• MATERIAL FOR THIS TASK
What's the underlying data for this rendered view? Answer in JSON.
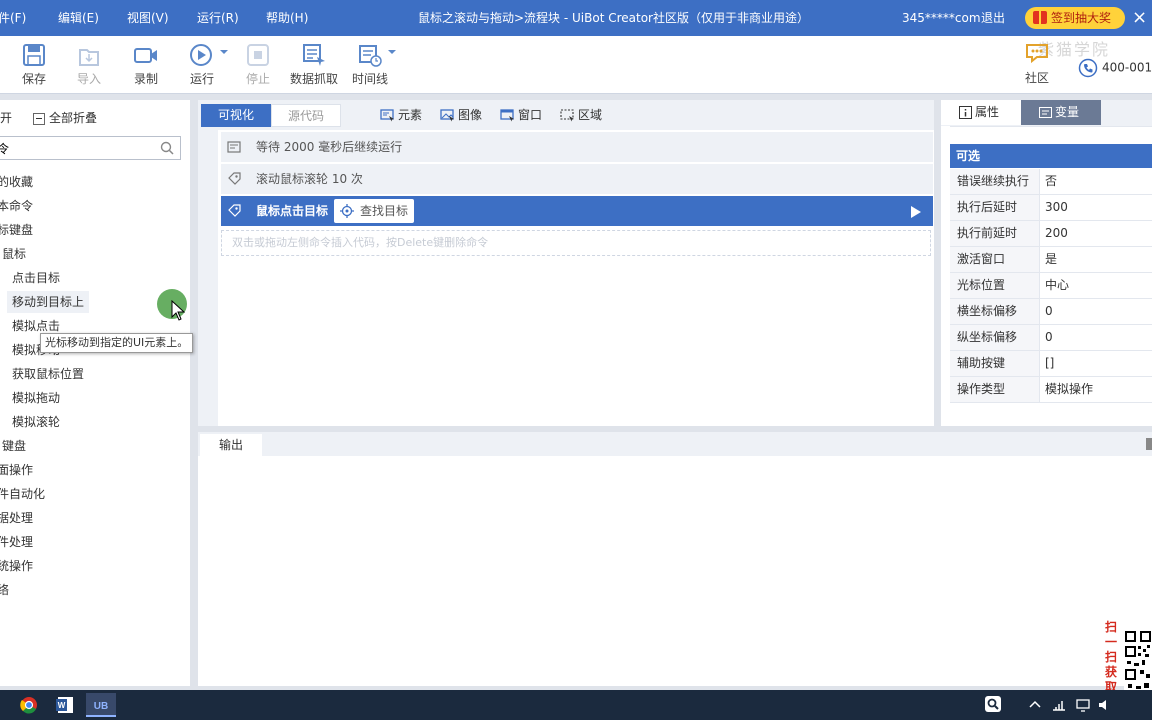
{
  "titlebar": {
    "menus": [
      "件(F)",
      "编辑(E)",
      "视图(V)",
      "运行(R)",
      "帮助(H)"
    ],
    "title": "鼠标之滚动与拖动>流程块 - UiBot Creator社区版（仅用于非商业用途）",
    "account": "345*****com",
    "logout": "退出",
    "lottery": "签到抽大奖",
    "close": "×"
  },
  "toolbar": {
    "buttons": [
      {
        "label": "保存",
        "icon": "save-icon",
        "enabled": true
      },
      {
        "label": "导入",
        "icon": "import-icon",
        "enabled": false
      },
      {
        "label": "录制",
        "icon": "record-icon",
        "enabled": true
      },
      {
        "label": "运行",
        "icon": "run-icon",
        "enabled": true
      },
      {
        "label": "停止",
        "icon": "stop-icon",
        "enabled": false
      },
      {
        "label": "数据抓取",
        "icon": "data-scrape-icon",
        "enabled": true
      },
      {
        "label": "时间线",
        "icon": "timeline-icon",
        "enabled": true
      }
    ],
    "community": "社区",
    "phone": "400-001",
    "watermark": "紫猫学院"
  },
  "leftpanel": {
    "expand_all": "展开",
    "collapse_all": "全部折叠",
    "search_value": "令",
    "tree": [
      {
        "label": "的收藏",
        "level": 0
      },
      {
        "label": "本命令",
        "level": 0
      },
      {
        "label": "标键盘",
        "level": 0
      },
      {
        "label": "鼠标",
        "level": 0
      },
      {
        "label": "点击目标",
        "level": 1
      },
      {
        "label": "移动到目标上",
        "level": 1,
        "highlight": true
      },
      {
        "label": "模拟点击",
        "level": 1
      },
      {
        "label": "模拟移动",
        "level": 1
      },
      {
        "label": "获取鼠标位置",
        "level": 1
      },
      {
        "label": "模拟拖动",
        "level": 1
      },
      {
        "label": "模拟滚轮",
        "level": 1
      },
      {
        "label": "键盘",
        "level": 0
      },
      {
        "label": "面操作",
        "level": 0
      },
      {
        "label": "件自动化",
        "level": 0
      },
      {
        "label": "据处理",
        "level": 0
      },
      {
        "label": "件处理",
        "level": 0
      },
      {
        "label": "统操作",
        "level": 0
      },
      {
        "label": "络",
        "level": 0
      }
    ],
    "tooltip": "光标移动到指定的UI元素上。"
  },
  "editor": {
    "tab_visual": "可视化",
    "tab_source": "源代码",
    "pickers": [
      "元素",
      "图像",
      "窗口",
      "区域"
    ],
    "commands": [
      {
        "text": "等待 2000 毫秒后继续运行",
        "icon": "delay-icon",
        "selected": false
      },
      {
        "text": "滚动鼠标滚轮 10 次",
        "icon": "mouse-tag-icon",
        "selected": false
      },
      {
        "text": "鼠标点击目标",
        "icon": "mouse-tag-icon",
        "selected": true
      }
    ],
    "find_target": "查找目标",
    "drop_hint": "双击或拖动左侧命令插入代码，按Delete键删除命令"
  },
  "rightpanel": {
    "tab_props": "属性",
    "tab_vars": "变量",
    "section": "可选",
    "rows": [
      {
        "key": "错误继续执行",
        "value": "否"
      },
      {
        "key": "执行后延时",
        "value": "300"
      },
      {
        "key": "执行前延时",
        "value": "200"
      },
      {
        "key": "激活窗口",
        "value": "是"
      },
      {
        "key": "光标位置",
        "value": "中心"
      },
      {
        "key": "横坐标偏移",
        "value": "0"
      },
      {
        "key": "纵坐标偏移",
        "value": "0"
      },
      {
        "key": "辅助按键",
        "value": "[]"
      },
      {
        "key": "操作类型",
        "value": "模拟操作"
      }
    ]
  },
  "output": {
    "tab": "输出"
  },
  "promo": {
    "text": "扫一扫获取教程"
  },
  "colors": {
    "accent": "#3d6fc4",
    "lottery_bg": "#ffd23a",
    "taskbar": "#1b2a3e"
  }
}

• WRITTEN EXERCISE
Reproduce each line word for word and drop the pictures.

• RESULT BELOW
What's the underlying data for this rendered view? Answer in JSON.
{
  "titlebar": {
    "menus": [
      "件(F)",
      "编辑(E)",
      "视图(V)",
      "运行(R)",
      "帮助(H)"
    ],
    "title": "鼠标之滚动与拖动>流程块 - UiBot Creator社区版（仅用于非商业用途）",
    "account": "345*****com",
    "logout": "退出",
    "lottery": "签到抽大奖",
    "close": "×"
  },
  "toolbar": {
    "buttons": [
      {
        "label": "保存",
        "icon": "save-icon",
        "enabled": true
      },
      {
        "label": "导入",
        "icon": "import-icon",
        "enabled": false
      },
      {
        "label": "录制",
        "icon": "record-icon",
        "enabled": true
      },
      {
        "label": "运行",
        "icon": "run-icon",
        "enabled": true
      },
      {
        "label": "停止",
        "icon": "stop-icon",
        "enabled": false
      },
      {
        "label": "数据抓取",
        "icon": "data-scrape-icon",
        "enabled": true
      },
      {
        "label": "时间线",
        "icon": "timeline-icon",
        "enabled": true
      }
    ],
    "community": "社区",
    "phone": "400-001",
    "watermark": "紫猫学院"
  },
  "leftpanel": {
    "expand_all": "展开",
    "collapse_all": "全部折叠",
    "search_value": "令",
    "tree": [
      {
        "label": "的收藏",
        "level": 0
      },
      {
        "label": "本命令",
        "level": 0
      },
      {
        "label": "标键盘",
        "level": 0
      },
      {
        "label": "鼠标",
        "level": 0
      },
      {
        "label": "点击目标",
        "level": 1
      },
      {
        "label": "移动到目标上",
        "level": 1,
        "highlight": true
      },
      {
        "label": "模拟点击",
        "level": 1
      },
      {
        "label": "模拟移动",
        "level": 1
      },
      {
        "label": "获取鼠标位置",
        "level": 1
      },
      {
        "label": "模拟拖动",
        "level": 1
      },
      {
        "label": "模拟滚轮",
        "level": 1
      },
      {
        "label": "键盘",
        "level": 0
      },
      {
        "label": "面操作",
        "level": 0
      },
      {
        "label": "件自动化",
        "level": 0
      },
      {
        "label": "据处理",
        "level": 0
      },
      {
        "label": "件处理",
        "level": 0
      },
      {
        "label": "统操作",
        "level": 0
      },
      {
        "label": "络",
        "level": 0
      }
    ],
    "tooltip": "光标移动到指定的UI元素上。"
  },
  "editor": {
    "tab_visual": "可视化",
    "tab_source": "源代码",
    "pickers": [
      "元素",
      "图像",
      "窗口",
      "区域"
    ],
    "commands": [
      {
        "text": "等待 2000 毫秒后继续运行",
        "icon": "delay-icon",
        "selected": false
      },
      {
        "text": "滚动鼠标滚轮 10 次",
        "icon": "mouse-tag-icon",
        "selected": false
      },
      {
        "text": "鼠标点击目标",
        "icon": "mouse-tag-icon",
        "selected": true
      }
    ],
    "find_target": "查找目标",
    "drop_hint": "双击或拖动左侧命令插入代码，按Delete键删除命令"
  },
  "rightpanel": {
    "tab_props": "属性",
    "tab_vars": "变量",
    "section": "可选",
    "rows": [
      {
        "key": "错误继续执行",
        "value": "否"
      },
      {
        "key": "执行后延时",
        "value": "300"
      },
      {
        "key": "执行前延时",
        "value": "200"
      },
      {
        "key": "激活窗口",
        "value": "是"
      },
      {
        "key": "光标位置",
        "value": "中心"
      },
      {
        "key": "横坐标偏移",
        "value": "0"
      },
      {
        "key": "纵坐标偏移",
        "value": "0"
      },
      {
        "key": "辅助按键",
        "value": "[]"
      },
      {
        "key": "操作类型",
        "value": "模拟操作"
      }
    ]
  },
  "output": {
    "tab": "输出"
  },
  "promo": {
    "text": "扫一扫获取教程"
  },
  "colors": {
    "accent": "#3d6fc4",
    "lottery_bg": "#ffd23a",
    "taskbar": "#1b2a3e"
  }
}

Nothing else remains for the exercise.